### The exercise
Which lines hold the word "subclasses"? Copy each one.

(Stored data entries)

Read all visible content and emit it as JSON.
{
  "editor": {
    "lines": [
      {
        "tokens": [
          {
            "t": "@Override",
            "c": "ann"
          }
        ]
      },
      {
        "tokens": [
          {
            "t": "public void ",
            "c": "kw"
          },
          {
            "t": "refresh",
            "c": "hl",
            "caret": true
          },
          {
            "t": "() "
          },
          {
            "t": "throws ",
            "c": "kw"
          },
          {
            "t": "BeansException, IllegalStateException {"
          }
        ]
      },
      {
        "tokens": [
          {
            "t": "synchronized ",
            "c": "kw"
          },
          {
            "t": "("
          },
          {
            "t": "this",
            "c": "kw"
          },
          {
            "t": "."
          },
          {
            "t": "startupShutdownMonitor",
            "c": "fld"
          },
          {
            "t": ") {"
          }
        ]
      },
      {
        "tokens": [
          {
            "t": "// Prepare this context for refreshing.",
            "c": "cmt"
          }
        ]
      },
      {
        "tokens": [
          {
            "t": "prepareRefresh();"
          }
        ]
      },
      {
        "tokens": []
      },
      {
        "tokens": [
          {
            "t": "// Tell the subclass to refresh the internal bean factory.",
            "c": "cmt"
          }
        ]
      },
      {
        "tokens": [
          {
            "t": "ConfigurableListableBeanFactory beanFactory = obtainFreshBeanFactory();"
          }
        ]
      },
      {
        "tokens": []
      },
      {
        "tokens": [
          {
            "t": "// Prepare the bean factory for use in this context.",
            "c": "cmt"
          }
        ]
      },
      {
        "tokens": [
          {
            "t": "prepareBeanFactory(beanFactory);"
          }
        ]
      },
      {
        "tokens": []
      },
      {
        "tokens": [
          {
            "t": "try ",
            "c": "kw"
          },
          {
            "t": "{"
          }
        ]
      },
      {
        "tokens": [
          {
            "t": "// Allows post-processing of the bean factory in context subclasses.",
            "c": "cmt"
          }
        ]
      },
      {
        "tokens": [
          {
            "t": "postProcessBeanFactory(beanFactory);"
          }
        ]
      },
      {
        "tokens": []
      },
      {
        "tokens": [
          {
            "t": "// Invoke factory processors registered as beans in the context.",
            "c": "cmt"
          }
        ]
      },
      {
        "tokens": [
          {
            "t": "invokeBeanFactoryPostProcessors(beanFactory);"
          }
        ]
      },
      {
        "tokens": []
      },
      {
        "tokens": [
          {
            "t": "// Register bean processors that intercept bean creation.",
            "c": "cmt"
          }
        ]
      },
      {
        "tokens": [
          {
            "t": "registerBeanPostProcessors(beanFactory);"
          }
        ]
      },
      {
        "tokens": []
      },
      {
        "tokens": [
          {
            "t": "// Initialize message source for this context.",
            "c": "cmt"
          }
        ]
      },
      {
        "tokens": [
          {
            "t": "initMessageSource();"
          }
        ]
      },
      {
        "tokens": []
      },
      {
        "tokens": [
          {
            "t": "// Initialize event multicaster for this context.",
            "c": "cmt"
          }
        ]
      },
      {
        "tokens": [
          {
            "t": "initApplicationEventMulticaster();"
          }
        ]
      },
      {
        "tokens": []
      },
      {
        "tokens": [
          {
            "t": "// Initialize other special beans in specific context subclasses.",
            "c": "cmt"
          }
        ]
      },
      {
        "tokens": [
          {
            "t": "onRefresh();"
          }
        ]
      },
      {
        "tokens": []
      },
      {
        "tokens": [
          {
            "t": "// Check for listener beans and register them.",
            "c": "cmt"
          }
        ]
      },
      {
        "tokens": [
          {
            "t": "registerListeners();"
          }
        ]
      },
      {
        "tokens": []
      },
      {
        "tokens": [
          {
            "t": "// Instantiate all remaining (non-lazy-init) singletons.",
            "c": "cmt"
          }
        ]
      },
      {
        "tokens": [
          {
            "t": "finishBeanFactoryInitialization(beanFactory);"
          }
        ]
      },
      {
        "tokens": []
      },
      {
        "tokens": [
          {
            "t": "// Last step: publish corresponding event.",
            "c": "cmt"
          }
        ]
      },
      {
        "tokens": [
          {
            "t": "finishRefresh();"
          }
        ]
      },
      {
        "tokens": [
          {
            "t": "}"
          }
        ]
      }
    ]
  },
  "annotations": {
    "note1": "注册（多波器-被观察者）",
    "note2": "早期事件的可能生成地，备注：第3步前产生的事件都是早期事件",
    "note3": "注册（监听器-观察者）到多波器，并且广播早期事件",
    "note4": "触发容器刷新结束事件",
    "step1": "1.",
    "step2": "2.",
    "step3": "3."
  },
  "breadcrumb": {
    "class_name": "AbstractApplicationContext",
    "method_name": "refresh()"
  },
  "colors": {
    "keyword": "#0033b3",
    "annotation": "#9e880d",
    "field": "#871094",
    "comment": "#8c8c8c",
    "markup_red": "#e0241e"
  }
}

### Written response
            "t": "// Allows post-processing of the bean factory in context subclasses.",
            "t": "// Initialize other special beans in specific context subclasses.",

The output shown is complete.